• REQUIREMENTS: Report back each line of the records that contains the string "когда".

───

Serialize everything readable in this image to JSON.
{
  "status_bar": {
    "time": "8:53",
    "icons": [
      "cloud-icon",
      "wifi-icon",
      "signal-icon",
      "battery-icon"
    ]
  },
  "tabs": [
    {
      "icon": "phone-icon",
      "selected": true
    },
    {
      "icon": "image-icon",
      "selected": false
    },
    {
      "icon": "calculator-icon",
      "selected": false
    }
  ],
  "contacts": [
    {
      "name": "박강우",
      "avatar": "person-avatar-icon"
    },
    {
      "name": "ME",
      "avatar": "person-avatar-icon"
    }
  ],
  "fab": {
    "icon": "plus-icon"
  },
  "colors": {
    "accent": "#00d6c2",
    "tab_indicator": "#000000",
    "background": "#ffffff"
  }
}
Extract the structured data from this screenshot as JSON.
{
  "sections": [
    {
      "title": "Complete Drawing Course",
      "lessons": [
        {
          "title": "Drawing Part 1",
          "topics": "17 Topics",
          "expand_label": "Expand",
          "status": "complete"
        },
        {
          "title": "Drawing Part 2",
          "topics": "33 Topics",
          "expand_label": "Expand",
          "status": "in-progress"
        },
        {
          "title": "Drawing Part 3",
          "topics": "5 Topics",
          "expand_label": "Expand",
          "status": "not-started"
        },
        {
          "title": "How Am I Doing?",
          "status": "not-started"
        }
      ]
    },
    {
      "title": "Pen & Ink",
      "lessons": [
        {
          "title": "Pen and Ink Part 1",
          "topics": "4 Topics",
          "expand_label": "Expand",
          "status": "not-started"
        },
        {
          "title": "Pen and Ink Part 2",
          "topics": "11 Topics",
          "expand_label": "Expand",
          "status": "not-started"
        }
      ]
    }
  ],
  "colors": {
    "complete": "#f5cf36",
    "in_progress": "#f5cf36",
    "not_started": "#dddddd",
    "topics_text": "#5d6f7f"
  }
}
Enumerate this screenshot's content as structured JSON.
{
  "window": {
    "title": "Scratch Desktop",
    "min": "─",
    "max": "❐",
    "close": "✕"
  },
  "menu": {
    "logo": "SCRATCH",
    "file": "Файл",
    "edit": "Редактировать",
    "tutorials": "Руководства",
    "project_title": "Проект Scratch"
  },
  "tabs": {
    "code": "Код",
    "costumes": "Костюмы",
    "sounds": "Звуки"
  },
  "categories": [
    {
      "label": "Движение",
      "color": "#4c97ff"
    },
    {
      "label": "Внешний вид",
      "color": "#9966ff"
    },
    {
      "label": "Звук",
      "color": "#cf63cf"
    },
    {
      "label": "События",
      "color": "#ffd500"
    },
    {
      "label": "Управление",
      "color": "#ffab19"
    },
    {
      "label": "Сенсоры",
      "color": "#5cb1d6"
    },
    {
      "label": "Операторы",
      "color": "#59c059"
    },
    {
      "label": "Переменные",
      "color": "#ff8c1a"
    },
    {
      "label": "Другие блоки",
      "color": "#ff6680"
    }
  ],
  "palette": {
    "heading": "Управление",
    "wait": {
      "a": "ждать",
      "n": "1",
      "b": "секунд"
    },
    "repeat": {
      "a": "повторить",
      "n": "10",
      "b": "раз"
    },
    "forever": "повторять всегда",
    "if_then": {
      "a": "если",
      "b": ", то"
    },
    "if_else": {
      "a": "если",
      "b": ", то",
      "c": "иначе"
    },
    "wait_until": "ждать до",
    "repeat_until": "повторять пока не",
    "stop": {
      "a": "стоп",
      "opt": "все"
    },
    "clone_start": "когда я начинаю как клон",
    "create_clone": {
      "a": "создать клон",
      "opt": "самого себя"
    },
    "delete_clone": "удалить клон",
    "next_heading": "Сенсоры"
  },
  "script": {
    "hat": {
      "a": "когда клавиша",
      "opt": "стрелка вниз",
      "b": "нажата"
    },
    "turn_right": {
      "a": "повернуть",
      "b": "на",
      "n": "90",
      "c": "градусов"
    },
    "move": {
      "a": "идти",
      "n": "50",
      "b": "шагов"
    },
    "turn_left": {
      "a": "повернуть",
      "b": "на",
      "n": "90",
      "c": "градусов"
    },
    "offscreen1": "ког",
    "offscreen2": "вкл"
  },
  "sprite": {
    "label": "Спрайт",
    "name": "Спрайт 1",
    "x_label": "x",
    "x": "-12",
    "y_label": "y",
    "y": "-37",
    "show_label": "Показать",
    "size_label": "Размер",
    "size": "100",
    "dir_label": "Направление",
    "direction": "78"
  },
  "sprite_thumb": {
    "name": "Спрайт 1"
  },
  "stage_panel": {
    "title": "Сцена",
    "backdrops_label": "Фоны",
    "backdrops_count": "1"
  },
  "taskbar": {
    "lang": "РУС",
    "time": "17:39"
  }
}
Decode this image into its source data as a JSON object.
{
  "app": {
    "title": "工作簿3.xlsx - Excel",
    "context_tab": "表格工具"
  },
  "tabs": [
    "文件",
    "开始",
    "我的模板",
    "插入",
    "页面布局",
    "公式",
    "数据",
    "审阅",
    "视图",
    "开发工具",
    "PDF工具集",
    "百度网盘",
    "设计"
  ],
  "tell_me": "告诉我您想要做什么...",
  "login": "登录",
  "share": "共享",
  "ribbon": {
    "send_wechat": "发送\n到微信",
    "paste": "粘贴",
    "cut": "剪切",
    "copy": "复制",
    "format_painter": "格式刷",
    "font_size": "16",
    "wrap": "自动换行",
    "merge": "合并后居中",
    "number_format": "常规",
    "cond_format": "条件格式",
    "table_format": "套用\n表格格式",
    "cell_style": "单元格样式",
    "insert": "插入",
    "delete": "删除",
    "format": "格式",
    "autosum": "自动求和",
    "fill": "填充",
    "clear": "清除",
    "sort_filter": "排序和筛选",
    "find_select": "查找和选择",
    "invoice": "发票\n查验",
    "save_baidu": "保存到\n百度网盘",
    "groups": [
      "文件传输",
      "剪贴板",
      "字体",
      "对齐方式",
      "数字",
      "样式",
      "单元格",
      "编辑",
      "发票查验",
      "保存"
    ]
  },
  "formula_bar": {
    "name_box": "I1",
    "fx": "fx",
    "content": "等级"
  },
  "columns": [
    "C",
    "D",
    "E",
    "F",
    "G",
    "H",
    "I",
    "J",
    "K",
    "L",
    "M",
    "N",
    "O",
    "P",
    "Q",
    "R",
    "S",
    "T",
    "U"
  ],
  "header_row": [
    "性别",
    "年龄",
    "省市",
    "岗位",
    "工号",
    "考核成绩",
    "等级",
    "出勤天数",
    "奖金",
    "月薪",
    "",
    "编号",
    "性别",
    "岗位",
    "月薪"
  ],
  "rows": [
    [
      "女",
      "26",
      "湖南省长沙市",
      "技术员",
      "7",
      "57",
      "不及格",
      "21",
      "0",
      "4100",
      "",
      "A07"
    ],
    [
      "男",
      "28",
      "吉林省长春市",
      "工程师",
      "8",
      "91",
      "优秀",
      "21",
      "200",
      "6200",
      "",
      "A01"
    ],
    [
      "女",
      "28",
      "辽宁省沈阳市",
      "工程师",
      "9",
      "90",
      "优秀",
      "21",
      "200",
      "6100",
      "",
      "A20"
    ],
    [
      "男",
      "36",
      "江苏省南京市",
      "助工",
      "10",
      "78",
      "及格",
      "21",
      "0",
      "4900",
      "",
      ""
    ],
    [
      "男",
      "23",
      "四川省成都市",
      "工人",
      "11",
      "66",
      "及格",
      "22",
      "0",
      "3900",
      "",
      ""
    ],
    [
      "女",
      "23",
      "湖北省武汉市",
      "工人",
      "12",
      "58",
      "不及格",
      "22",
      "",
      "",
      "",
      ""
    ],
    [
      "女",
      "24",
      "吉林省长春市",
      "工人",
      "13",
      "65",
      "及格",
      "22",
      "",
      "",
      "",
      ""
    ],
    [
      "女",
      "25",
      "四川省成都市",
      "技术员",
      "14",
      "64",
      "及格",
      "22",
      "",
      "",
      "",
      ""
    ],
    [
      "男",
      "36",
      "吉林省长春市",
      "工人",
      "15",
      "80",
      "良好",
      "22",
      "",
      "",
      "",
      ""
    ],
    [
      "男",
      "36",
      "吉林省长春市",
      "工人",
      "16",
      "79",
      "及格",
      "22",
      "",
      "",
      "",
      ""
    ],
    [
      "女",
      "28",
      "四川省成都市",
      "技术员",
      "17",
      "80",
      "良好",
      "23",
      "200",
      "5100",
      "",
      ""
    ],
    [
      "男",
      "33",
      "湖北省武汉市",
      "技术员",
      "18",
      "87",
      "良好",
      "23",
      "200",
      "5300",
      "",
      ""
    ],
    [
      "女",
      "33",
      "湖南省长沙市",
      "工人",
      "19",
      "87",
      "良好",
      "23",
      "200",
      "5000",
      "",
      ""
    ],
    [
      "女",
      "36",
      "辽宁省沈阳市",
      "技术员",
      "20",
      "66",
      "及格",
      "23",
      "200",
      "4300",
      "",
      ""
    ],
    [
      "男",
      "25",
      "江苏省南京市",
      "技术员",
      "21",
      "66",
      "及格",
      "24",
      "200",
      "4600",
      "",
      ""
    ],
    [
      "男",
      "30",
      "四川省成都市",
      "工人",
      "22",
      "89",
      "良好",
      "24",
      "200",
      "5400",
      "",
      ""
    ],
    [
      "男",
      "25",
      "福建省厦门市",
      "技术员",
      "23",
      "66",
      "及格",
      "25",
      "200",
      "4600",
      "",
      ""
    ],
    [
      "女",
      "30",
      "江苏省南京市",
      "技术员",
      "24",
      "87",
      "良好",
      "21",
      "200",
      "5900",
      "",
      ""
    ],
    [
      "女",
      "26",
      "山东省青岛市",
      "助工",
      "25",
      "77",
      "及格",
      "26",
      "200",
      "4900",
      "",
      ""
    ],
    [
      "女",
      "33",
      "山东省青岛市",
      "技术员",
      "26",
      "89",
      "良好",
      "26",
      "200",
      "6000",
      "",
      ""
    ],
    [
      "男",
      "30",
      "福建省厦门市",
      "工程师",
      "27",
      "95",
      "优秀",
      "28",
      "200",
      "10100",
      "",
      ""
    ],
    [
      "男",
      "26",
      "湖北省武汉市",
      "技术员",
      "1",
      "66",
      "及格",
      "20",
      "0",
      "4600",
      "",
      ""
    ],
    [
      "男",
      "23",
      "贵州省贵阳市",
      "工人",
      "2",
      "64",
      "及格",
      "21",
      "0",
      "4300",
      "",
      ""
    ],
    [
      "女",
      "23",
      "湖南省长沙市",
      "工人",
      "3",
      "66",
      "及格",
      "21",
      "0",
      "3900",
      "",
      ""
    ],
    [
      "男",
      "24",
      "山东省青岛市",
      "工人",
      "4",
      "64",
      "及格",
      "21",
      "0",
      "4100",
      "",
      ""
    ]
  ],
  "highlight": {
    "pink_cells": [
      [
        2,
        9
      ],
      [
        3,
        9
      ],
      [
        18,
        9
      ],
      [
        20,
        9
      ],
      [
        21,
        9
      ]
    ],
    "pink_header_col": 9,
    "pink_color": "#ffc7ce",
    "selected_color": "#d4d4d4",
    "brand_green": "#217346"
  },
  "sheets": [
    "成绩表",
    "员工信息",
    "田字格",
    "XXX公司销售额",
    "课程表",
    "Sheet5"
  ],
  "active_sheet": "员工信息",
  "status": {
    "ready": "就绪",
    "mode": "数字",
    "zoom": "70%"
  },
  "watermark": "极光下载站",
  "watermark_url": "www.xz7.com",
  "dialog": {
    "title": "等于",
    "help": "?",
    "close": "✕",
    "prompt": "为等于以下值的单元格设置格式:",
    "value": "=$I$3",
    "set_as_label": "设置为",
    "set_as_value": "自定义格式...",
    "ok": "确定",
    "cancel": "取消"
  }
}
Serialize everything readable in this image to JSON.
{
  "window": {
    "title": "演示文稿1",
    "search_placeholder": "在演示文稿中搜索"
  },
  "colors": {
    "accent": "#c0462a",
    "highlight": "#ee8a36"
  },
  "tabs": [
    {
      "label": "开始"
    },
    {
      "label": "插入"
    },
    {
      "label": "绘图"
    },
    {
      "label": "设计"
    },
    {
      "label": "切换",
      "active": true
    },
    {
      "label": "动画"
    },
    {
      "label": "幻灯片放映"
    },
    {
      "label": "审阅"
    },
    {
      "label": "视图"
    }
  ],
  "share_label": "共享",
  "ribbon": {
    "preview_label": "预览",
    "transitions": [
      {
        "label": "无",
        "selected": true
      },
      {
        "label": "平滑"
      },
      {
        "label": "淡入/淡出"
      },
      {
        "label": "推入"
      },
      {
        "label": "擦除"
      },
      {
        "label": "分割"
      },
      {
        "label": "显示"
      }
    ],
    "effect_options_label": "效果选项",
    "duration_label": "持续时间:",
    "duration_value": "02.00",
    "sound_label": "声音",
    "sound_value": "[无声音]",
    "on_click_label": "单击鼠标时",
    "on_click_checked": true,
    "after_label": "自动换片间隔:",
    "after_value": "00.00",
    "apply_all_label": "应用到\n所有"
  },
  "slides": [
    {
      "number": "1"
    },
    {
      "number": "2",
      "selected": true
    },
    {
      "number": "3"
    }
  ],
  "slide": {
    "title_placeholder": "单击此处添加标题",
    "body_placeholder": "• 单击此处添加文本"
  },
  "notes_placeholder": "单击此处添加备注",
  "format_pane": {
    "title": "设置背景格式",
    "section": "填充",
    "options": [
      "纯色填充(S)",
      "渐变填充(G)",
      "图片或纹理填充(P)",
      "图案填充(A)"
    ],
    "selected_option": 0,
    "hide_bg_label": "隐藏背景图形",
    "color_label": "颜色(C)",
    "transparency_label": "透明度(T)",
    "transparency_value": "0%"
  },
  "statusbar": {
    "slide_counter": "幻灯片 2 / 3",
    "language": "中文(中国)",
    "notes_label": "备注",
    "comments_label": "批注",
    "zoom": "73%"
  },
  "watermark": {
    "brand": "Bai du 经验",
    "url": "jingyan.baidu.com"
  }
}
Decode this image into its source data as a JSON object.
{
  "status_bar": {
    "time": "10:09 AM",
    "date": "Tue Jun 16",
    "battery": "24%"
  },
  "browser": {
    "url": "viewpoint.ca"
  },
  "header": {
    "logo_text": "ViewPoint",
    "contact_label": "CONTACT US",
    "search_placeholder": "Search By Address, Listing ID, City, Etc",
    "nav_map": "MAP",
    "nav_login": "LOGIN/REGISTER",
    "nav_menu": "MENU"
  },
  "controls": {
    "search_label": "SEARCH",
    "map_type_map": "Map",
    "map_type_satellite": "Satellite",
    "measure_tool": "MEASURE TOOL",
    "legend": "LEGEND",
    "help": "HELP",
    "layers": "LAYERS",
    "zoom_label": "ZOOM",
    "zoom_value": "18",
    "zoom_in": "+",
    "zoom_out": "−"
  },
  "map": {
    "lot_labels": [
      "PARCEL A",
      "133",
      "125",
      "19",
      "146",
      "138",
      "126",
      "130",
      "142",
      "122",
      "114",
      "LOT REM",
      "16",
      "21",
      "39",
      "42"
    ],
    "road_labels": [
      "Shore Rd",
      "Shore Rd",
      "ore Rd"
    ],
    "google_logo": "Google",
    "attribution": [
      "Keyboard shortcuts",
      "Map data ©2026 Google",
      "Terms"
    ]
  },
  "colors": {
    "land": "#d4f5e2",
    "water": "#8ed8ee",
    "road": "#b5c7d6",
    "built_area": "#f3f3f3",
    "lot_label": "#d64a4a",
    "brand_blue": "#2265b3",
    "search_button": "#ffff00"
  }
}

───

• COMPLETE RESPONSE:
    "clone_start": "когда я начинаю как клон",
      "a": "когда клавиша",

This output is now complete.